----- Extracted entries

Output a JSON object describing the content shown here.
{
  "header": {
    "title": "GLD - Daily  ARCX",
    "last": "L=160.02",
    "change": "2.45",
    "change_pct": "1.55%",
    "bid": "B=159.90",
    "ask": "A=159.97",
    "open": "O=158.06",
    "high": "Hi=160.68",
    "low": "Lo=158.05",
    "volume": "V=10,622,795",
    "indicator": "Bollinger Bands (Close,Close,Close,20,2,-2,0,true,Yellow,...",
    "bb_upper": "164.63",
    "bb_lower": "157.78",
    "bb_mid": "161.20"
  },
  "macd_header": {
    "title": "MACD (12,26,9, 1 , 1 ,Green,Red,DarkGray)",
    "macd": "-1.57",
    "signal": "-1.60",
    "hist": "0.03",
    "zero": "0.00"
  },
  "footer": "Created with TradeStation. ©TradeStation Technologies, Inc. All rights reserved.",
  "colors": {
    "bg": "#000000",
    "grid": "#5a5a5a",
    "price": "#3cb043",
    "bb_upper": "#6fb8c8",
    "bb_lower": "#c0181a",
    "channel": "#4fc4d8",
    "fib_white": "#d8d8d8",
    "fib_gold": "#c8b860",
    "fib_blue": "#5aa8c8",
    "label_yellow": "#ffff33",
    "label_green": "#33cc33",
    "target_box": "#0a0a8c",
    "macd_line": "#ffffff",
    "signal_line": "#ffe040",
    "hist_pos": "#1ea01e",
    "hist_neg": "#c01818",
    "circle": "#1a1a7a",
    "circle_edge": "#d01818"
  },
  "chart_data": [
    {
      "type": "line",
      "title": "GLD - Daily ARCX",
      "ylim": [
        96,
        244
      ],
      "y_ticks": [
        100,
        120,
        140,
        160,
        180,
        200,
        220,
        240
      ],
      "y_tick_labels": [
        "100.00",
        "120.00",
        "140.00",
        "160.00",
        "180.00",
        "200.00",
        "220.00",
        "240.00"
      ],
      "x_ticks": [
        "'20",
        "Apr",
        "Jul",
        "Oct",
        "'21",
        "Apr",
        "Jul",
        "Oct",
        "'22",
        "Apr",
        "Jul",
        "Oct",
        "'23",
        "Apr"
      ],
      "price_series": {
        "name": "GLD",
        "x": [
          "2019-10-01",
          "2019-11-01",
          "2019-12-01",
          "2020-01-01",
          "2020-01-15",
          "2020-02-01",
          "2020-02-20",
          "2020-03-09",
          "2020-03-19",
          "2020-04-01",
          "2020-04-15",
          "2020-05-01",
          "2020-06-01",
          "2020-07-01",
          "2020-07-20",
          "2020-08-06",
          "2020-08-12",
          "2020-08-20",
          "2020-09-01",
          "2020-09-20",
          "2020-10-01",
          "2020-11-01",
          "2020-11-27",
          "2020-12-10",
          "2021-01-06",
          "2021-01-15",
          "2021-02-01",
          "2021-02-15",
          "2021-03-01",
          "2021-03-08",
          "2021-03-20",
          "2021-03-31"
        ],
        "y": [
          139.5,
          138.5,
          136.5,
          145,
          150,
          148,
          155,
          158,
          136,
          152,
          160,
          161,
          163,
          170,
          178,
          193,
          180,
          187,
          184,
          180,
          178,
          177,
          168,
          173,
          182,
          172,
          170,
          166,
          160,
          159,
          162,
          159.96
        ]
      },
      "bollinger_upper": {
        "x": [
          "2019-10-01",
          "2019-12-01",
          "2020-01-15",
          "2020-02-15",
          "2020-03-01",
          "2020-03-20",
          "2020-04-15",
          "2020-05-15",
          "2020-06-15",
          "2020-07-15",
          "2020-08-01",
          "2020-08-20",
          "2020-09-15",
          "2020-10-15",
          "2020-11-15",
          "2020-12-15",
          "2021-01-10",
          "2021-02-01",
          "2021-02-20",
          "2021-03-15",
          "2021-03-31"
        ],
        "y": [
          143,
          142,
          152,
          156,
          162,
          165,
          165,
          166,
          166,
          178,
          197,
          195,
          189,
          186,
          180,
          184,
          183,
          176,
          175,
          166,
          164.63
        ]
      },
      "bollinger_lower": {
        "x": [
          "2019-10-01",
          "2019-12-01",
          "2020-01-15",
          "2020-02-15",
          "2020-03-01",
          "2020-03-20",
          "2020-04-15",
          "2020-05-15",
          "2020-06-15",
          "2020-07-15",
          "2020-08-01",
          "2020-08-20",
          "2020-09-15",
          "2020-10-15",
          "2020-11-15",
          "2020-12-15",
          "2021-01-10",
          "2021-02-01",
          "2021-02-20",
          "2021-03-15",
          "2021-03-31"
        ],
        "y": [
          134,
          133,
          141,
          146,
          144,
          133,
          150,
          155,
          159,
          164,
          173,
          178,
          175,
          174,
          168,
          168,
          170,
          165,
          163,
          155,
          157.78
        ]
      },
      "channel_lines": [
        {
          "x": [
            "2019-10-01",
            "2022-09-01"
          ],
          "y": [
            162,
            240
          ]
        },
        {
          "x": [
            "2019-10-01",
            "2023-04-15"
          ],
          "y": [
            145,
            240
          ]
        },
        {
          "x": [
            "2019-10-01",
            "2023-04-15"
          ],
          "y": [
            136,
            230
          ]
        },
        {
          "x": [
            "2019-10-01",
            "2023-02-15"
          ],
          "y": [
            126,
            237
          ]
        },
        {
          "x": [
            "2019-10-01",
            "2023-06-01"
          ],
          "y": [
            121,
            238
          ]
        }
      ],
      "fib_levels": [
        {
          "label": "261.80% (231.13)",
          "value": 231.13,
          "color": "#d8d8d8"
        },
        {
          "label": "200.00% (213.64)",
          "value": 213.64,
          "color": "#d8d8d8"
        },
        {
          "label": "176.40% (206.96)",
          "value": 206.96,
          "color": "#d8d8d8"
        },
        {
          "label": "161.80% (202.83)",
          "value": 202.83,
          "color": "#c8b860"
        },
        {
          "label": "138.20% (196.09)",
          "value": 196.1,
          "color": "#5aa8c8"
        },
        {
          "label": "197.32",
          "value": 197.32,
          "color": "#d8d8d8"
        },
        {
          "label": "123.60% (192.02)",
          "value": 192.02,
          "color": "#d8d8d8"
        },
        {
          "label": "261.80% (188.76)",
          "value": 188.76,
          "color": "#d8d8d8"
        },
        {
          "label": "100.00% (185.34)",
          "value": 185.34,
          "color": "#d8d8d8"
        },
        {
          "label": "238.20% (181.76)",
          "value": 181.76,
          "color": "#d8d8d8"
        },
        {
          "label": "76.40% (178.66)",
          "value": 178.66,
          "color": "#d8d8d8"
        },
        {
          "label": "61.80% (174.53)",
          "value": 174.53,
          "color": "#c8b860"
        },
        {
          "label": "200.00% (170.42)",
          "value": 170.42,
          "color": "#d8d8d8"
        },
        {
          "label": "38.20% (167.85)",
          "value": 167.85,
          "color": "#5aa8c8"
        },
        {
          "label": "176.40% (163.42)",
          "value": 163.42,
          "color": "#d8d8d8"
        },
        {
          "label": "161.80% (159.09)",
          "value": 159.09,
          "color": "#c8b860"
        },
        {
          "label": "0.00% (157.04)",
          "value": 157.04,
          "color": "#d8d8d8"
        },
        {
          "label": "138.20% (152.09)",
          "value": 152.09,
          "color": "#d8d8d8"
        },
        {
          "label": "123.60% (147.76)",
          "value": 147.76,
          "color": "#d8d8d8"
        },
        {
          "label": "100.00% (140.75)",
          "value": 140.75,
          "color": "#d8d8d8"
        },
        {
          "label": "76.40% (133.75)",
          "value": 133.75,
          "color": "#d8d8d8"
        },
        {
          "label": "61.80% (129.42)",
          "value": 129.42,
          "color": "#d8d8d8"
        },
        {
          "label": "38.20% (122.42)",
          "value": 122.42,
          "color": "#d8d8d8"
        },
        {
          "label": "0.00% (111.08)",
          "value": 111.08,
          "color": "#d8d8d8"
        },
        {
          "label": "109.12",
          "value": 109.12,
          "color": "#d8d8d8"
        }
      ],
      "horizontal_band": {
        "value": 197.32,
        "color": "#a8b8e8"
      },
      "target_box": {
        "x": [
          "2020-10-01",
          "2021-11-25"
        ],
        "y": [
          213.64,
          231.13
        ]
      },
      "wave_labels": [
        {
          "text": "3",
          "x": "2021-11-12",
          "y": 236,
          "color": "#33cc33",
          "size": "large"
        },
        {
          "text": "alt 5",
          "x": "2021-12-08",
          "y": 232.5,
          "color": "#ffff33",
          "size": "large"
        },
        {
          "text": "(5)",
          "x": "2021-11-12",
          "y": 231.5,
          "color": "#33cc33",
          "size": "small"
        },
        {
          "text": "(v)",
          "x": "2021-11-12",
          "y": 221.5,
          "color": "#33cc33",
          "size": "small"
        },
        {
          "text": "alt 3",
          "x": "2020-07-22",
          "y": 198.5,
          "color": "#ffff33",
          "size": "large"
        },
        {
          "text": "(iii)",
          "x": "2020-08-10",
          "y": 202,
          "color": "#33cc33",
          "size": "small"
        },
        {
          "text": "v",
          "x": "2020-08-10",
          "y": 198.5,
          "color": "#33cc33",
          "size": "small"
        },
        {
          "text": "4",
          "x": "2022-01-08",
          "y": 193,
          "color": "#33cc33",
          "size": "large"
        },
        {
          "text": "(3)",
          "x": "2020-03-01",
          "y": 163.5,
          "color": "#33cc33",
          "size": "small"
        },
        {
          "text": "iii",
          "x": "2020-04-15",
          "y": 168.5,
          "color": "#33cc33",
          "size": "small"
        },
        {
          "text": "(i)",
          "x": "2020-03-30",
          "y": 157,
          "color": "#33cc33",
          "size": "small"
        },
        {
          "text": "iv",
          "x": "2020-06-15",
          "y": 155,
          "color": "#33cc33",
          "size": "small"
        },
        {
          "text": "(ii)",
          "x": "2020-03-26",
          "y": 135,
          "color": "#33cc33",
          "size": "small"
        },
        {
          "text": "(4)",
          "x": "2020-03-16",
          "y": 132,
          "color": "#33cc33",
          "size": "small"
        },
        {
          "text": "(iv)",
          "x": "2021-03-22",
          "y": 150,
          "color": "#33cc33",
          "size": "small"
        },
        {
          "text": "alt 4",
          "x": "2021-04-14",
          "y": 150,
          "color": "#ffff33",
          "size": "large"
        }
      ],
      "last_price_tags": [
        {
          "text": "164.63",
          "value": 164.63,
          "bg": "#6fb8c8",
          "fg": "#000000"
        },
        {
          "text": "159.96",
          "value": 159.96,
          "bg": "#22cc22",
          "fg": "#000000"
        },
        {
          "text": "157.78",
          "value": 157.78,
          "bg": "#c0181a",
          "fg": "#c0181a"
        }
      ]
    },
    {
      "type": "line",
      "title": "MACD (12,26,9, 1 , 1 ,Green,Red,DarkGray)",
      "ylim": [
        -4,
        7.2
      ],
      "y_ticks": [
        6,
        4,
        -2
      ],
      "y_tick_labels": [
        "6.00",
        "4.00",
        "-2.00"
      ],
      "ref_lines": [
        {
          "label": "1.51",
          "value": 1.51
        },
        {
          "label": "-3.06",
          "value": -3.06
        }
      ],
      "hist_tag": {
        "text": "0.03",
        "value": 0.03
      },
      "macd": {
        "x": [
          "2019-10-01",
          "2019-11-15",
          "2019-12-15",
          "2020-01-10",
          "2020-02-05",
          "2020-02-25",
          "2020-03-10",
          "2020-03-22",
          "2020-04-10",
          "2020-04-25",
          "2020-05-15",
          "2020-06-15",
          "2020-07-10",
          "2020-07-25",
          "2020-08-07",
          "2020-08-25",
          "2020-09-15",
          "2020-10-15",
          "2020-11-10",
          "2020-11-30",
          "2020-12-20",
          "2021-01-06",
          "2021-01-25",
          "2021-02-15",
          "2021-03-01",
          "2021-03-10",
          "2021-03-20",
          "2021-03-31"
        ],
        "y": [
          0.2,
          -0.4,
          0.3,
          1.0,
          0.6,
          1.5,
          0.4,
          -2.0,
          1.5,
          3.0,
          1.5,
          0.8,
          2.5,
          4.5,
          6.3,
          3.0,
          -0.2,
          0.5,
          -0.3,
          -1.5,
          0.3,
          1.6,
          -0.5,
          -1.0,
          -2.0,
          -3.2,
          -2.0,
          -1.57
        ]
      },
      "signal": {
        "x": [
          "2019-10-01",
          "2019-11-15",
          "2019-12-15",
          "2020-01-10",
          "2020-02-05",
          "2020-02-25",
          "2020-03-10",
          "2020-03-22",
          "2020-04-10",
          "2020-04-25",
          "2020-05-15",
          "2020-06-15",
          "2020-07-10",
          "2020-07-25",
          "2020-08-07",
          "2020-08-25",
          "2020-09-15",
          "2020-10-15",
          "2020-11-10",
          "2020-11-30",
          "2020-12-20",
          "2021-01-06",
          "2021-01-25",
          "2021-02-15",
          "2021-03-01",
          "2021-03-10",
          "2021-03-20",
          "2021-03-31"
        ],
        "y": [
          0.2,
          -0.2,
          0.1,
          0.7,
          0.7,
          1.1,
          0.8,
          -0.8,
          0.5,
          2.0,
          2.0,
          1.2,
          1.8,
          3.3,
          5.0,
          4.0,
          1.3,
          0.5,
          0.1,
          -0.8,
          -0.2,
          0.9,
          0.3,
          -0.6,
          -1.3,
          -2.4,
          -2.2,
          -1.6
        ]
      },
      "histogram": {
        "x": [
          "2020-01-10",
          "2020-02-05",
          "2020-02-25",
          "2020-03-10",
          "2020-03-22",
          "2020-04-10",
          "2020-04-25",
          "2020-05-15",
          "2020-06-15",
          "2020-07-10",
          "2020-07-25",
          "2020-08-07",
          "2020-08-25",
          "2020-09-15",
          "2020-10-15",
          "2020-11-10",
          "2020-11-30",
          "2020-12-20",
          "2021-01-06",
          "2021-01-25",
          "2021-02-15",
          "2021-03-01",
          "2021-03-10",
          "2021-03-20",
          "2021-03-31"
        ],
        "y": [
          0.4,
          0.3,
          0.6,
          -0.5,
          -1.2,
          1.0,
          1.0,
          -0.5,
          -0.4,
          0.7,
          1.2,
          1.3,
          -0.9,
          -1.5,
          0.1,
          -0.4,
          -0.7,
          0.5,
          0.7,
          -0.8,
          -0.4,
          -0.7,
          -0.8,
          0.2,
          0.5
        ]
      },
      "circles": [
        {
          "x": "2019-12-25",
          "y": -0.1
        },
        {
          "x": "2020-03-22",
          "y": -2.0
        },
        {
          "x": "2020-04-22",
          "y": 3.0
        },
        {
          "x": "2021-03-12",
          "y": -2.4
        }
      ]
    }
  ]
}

----------

Go through the material and select each line with the string "title" in it.

    "title": "GLD - Daily  ARCX",
    "title": "MACD (12,26,9, 1 , 1 ,Green,Red,DarkGray)",
      "title": "GLD - Daily ARCX",
      "title": "MACD (12,26,9, 1 , 1 ,Green,Red,DarkGray)",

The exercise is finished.